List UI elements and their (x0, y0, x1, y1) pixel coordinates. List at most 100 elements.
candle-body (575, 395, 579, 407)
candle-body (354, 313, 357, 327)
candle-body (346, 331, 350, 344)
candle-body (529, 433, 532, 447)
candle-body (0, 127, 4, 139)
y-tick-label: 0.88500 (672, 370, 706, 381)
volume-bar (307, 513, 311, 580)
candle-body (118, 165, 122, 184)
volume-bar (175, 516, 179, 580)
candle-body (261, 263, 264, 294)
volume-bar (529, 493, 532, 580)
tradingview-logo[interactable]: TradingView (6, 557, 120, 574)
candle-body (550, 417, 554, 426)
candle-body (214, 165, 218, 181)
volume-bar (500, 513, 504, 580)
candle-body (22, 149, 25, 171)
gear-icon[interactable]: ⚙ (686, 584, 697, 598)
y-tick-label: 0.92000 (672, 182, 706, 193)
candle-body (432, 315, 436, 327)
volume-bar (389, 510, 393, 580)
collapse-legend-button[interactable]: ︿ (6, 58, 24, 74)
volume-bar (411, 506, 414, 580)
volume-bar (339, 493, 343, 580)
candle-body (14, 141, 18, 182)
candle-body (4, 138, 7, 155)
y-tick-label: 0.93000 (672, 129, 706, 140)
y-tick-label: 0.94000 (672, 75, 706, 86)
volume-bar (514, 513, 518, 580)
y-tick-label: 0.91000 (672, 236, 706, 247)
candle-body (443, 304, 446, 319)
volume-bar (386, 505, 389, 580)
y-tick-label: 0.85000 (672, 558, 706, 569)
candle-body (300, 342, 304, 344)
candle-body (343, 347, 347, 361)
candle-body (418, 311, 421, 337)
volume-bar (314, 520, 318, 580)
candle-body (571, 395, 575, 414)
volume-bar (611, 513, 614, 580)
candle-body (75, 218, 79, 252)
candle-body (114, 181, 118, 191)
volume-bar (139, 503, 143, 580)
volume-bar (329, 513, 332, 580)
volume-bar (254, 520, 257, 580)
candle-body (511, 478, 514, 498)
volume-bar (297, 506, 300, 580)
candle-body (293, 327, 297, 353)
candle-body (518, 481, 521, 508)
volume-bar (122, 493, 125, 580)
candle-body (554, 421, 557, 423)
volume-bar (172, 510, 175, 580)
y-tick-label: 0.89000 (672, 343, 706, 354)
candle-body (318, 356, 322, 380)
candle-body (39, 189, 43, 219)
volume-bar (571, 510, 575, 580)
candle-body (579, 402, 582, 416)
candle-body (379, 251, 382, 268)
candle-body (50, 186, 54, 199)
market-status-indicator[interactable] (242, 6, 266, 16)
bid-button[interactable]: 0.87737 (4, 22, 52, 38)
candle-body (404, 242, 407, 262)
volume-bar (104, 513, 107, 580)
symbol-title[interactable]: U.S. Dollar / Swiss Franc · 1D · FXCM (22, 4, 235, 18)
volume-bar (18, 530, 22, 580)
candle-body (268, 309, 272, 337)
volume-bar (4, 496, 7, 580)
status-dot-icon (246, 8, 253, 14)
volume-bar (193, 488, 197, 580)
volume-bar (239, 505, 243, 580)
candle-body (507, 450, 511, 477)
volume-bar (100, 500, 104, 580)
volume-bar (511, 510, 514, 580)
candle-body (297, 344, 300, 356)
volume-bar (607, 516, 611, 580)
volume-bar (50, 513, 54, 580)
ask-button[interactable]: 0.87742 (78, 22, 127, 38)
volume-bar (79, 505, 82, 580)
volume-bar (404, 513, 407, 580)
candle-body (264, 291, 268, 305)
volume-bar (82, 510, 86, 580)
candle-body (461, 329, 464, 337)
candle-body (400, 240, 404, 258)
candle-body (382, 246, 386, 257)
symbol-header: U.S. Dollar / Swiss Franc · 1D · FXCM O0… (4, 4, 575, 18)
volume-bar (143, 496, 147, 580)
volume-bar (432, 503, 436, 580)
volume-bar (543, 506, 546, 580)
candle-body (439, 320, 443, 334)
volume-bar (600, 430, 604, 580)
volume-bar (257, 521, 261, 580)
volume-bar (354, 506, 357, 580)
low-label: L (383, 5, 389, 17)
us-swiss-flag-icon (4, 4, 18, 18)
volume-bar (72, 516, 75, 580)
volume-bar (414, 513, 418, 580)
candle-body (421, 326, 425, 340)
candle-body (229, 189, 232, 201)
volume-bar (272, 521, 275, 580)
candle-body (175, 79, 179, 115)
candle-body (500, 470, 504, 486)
*****
EXERCISE:
Reproduce every line of the data above verbatim, keeping the original order.

RESULT OF THIS EXERCISE:
List UI elements and their (x0, y0, x1, y1) pixel coordinates. List at most 100 elements.
candle-body (575, 395, 579, 407)
candle-body (354, 313, 357, 327)
candle-body (346, 331, 350, 344)
candle-body (529, 433, 532, 447)
candle-body (0, 127, 4, 139)
y-tick-label: 0.88500 (672, 370, 706, 381)
volume-bar (307, 513, 311, 580)
candle-body (118, 165, 122, 184)
volume-bar (175, 516, 179, 580)
candle-body (261, 263, 264, 294)
volume-bar (529, 493, 532, 580)
tradingview-logo[interactable]: TradingView (6, 557, 120, 574)
candle-body (550, 417, 554, 426)
candle-body (214, 165, 218, 181)
volume-bar (500, 513, 504, 580)
candle-body (22, 149, 25, 171)
gear-icon[interactable]: ⚙ (686, 584, 697, 598)
y-tick-label: 0.92000 (672, 182, 706, 193)
candle-body (432, 315, 436, 327)
volume-bar (389, 510, 393, 580)
collapse-legend-button[interactable]: ︿ (6, 58, 24, 74)
volume-bar (411, 506, 414, 580)
volume-bar (339, 493, 343, 580)
candle-body (14, 141, 18, 182)
candle-body (4, 138, 7, 155)
y-tick-label: 0.93000 (672, 129, 706, 140)
y-tick-label: 0.94000 (672, 75, 706, 86)
volume-bar (514, 513, 518, 580)
y-tick-label: 0.91000 (672, 236, 706, 247)
candle-body (443, 304, 446, 319)
volume-bar (386, 505, 389, 580)
y-tick-label: 0.85000 (672, 558, 706, 569)
candle-body (300, 342, 304, 344)
candle-body (343, 347, 347, 361)
candle-body (418, 311, 421, 337)
volume-bar (314, 520, 318, 580)
candle-body (571, 395, 575, 414)
volume-bar (611, 513, 614, 580)
candle-body (75, 218, 79, 252)
candle-body (114, 181, 118, 191)
volume-bar (139, 503, 143, 580)
volume-bar (329, 513, 332, 580)
volume-bar (254, 520, 257, 580)
candle-body (511, 478, 514, 498)
volume-bar (297, 506, 300, 580)
candle-body (293, 327, 297, 353)
candle-body (518, 481, 521, 508)
volume-bar (122, 493, 125, 580)
candle-body (554, 421, 557, 423)
volume-bar (172, 510, 175, 580)
y-tick-label: 0.89000 (672, 343, 706, 354)
candle-body (318, 356, 322, 380)
candle-body (39, 189, 43, 219)
volume-bar (571, 510, 575, 580)
candle-body (579, 402, 582, 416)
candle-body (379, 251, 382, 268)
candle-body (50, 186, 54, 199)
market-status-indicator[interactable] (242, 6, 266, 16)
bid-button[interactable]: 0.87737 (4, 22, 52, 38)
candle-body (404, 242, 407, 262)
volume-bar (104, 513, 107, 580)
symbol-title[interactable]: U.S. Dollar / Swiss Franc · 1D · FXCM (22, 4, 235, 18)
volume-bar (18, 530, 22, 580)
candle-body (268, 309, 272, 337)
volume-bar (4, 496, 7, 580)
status-dot-icon (246, 8, 253, 14)
volume-bar (193, 488, 197, 580)
volume-bar (239, 505, 243, 580)
candle-body (507, 450, 511, 477)
volume-bar (100, 500, 104, 580)
volume-bar (511, 510, 514, 580)
candle-body (297, 344, 300, 356)
volume-bar (607, 516, 611, 580)
volume-bar (50, 513, 54, 580)
ask-button[interactable]: 0.87742 (78, 22, 127, 38)
volume-bar (79, 505, 82, 580)
volume-bar (404, 513, 407, 580)
candle-body (264, 291, 268, 305)
volume-bar (82, 510, 86, 580)
candle-body (461, 329, 464, 337)
candle-body (400, 240, 404, 258)
candle-body (382, 246, 386, 257)
symbol-header: U.S. Dollar / Swiss Franc · 1D · FXCM O0… (4, 4, 575, 18)
volume-bar (143, 496, 147, 580)
volume-bar (432, 503, 436, 580)
volume-bar (543, 506, 546, 580)
candle-body (439, 320, 443, 334)
volume-bar (600, 430, 604, 580)
volume-bar (257, 521, 261, 580)
volume-bar (354, 506, 357, 580)
low-label: L (383, 5, 389, 17)
us-swiss-flag-icon (4, 4, 18, 18)
volume-bar (72, 516, 75, 580)
volume-bar (414, 513, 418, 580)
candle-body (421, 326, 425, 340)
candle-body (229, 189, 232, 201)
volume-bar (272, 521, 275, 580)
candle-body (175, 79, 179, 115)
candle-body (500, 470, 504, 486)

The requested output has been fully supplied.